▶ **EXERCISE AIM**: In the material below, identify each line bearing the word "name". Reproduce those lines.

_ _ _

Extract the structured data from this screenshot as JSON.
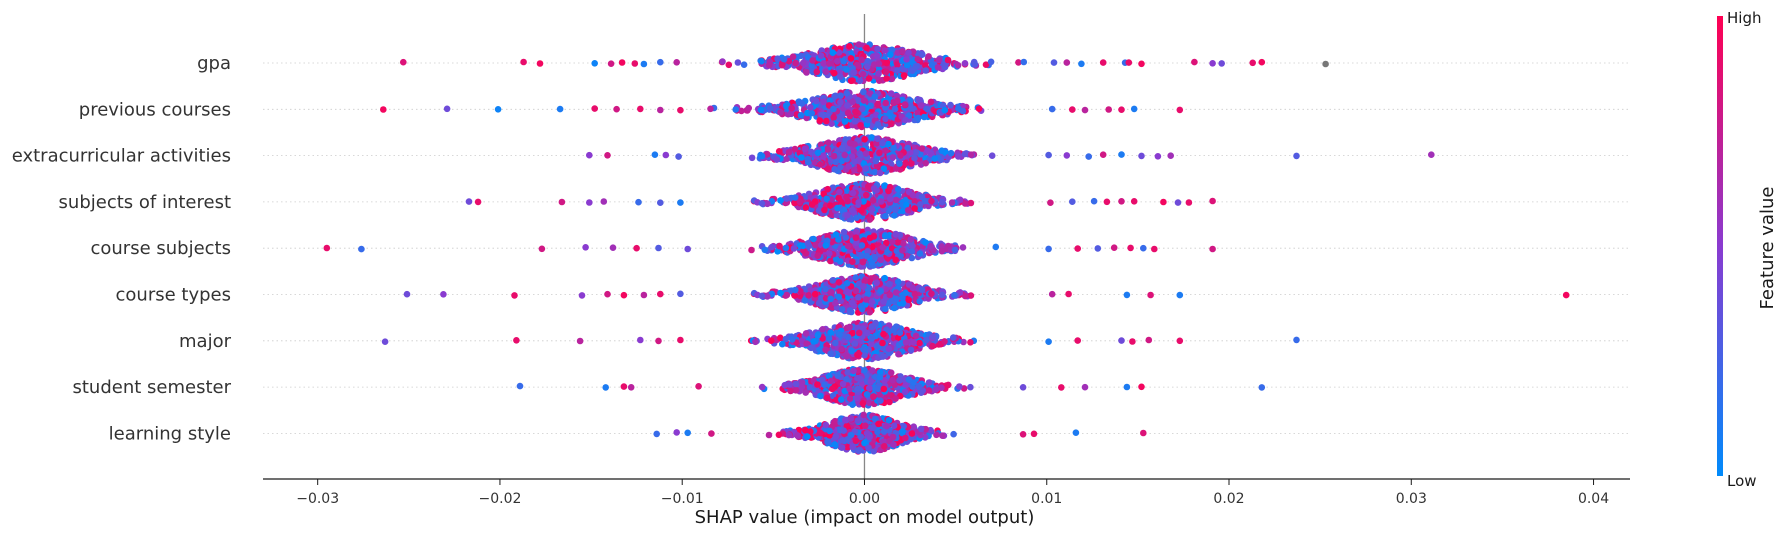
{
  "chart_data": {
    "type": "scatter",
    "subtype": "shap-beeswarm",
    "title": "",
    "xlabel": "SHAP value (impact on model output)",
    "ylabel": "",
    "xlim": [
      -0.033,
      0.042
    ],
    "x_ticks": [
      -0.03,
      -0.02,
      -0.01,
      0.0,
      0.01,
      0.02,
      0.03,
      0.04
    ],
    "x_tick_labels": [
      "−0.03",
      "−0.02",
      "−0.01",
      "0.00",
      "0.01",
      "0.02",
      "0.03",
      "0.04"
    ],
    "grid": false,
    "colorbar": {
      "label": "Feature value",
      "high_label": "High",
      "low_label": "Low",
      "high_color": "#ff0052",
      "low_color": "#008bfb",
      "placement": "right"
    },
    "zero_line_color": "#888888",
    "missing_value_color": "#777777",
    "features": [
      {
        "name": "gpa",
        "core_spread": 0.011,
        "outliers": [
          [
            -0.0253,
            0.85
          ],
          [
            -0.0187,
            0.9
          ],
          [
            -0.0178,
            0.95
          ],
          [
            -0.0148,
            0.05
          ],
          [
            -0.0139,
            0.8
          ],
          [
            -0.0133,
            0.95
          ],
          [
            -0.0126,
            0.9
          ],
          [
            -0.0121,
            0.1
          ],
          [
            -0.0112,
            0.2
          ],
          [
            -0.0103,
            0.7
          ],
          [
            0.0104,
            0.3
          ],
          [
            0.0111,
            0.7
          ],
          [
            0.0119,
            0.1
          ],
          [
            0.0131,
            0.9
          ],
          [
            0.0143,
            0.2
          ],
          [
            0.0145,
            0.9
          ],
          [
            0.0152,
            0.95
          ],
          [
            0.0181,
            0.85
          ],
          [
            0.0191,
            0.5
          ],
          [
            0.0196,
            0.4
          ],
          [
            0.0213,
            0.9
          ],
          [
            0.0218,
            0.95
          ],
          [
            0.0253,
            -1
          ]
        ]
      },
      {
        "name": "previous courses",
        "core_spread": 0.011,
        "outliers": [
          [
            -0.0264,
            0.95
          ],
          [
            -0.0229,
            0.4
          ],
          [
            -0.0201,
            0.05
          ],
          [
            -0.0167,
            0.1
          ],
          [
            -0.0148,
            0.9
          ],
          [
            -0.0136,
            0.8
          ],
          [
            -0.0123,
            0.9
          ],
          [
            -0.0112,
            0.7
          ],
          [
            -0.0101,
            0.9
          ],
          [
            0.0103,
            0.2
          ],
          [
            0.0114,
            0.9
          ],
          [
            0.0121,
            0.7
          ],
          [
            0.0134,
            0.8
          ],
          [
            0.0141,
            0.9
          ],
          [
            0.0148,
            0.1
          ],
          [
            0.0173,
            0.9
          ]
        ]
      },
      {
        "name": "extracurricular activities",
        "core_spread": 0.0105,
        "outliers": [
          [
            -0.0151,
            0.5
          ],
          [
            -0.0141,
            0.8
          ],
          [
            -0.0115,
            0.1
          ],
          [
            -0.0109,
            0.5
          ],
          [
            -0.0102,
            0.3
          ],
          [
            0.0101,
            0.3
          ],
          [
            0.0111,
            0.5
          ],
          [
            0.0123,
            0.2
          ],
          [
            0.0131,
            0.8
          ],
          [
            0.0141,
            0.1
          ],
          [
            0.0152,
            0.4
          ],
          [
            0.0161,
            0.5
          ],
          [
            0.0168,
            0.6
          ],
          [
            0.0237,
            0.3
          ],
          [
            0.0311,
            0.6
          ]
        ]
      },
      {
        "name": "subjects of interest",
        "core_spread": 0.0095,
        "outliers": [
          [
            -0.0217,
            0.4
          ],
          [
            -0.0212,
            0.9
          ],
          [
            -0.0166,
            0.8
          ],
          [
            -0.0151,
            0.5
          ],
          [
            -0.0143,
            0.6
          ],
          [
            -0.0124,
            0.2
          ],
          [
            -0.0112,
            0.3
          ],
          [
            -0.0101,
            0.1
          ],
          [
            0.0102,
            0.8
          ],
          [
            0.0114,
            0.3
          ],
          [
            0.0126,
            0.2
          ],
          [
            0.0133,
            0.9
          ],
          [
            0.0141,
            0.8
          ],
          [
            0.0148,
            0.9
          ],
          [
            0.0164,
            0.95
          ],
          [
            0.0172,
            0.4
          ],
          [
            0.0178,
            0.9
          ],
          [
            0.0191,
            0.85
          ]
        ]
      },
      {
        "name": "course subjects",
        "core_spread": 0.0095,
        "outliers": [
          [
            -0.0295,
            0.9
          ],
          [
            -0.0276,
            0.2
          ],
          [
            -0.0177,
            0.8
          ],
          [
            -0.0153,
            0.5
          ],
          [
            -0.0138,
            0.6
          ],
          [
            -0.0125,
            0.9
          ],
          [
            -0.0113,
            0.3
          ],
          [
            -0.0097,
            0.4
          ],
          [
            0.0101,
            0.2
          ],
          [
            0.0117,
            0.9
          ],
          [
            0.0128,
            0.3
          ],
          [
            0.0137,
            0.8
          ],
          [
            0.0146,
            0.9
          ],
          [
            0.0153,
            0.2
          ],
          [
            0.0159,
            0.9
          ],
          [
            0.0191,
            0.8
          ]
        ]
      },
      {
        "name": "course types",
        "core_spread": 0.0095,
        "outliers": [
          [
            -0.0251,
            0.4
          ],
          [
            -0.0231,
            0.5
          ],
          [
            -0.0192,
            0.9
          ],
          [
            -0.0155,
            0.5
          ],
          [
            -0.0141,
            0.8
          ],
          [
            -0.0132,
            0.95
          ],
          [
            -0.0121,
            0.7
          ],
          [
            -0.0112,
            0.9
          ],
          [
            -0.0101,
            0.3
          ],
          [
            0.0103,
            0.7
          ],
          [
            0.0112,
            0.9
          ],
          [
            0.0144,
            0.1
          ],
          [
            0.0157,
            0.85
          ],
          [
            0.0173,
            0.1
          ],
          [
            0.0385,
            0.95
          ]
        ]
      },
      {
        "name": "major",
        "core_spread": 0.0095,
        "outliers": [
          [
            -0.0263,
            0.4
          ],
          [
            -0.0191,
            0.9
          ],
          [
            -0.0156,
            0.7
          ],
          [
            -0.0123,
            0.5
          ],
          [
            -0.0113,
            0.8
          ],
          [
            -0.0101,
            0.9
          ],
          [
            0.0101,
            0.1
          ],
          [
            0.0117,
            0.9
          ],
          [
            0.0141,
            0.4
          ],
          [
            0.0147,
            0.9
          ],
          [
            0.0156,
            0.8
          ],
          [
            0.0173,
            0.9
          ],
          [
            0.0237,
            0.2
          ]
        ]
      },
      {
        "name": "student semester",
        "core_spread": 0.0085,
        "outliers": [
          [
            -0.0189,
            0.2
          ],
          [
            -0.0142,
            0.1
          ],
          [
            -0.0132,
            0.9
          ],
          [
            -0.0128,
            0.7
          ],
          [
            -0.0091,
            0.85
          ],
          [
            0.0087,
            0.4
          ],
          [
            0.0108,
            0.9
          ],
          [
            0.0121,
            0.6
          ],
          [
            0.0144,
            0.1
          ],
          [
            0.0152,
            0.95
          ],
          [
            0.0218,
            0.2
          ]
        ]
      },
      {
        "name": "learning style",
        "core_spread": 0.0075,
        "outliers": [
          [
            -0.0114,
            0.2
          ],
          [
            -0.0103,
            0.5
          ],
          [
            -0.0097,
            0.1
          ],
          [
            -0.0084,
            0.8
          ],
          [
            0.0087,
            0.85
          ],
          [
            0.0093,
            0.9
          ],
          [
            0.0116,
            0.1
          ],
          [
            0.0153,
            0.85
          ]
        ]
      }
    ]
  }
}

_ _ _

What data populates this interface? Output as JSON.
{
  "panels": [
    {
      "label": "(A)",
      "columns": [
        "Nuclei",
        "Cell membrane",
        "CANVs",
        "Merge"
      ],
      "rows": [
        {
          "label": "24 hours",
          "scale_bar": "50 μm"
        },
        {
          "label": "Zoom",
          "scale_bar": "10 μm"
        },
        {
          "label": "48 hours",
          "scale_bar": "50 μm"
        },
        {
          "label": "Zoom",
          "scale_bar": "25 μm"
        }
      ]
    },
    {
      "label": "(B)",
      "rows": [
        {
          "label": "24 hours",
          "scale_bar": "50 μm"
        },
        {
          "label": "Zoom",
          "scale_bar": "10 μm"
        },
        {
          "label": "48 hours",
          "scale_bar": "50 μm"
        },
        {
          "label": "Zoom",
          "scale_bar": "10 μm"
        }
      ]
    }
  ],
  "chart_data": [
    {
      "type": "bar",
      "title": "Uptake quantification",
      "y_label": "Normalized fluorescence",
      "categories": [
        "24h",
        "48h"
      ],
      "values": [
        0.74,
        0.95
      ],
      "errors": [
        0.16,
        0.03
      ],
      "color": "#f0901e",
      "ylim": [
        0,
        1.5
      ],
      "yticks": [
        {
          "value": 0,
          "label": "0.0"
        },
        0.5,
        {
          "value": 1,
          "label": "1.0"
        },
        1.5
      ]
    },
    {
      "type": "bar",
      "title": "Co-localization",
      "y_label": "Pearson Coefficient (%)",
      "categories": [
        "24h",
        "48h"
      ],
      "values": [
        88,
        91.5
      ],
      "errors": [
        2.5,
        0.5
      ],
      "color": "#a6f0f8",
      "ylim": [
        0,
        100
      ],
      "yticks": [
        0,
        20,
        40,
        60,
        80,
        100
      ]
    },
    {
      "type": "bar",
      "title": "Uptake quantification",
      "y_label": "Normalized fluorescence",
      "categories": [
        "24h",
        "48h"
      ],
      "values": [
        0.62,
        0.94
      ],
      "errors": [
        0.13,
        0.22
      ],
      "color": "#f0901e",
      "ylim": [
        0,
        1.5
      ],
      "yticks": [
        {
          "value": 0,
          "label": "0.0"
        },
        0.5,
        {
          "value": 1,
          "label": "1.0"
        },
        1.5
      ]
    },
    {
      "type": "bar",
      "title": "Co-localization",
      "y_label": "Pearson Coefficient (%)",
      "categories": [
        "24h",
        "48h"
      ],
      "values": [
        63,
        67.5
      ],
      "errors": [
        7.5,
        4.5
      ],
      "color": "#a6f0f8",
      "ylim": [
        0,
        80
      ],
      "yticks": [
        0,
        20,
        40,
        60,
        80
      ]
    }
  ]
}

_ _ _

▶ **TASK RESULT**:
        "name": "gpa",
        "name": "previous courses",
        "name": "extracurricular activities",
        "name": "subjects of interest",
        "name": "course subjects",
        "name": "course types",
        "name": "major",
        "name": "student semester",
        "name": "learning style",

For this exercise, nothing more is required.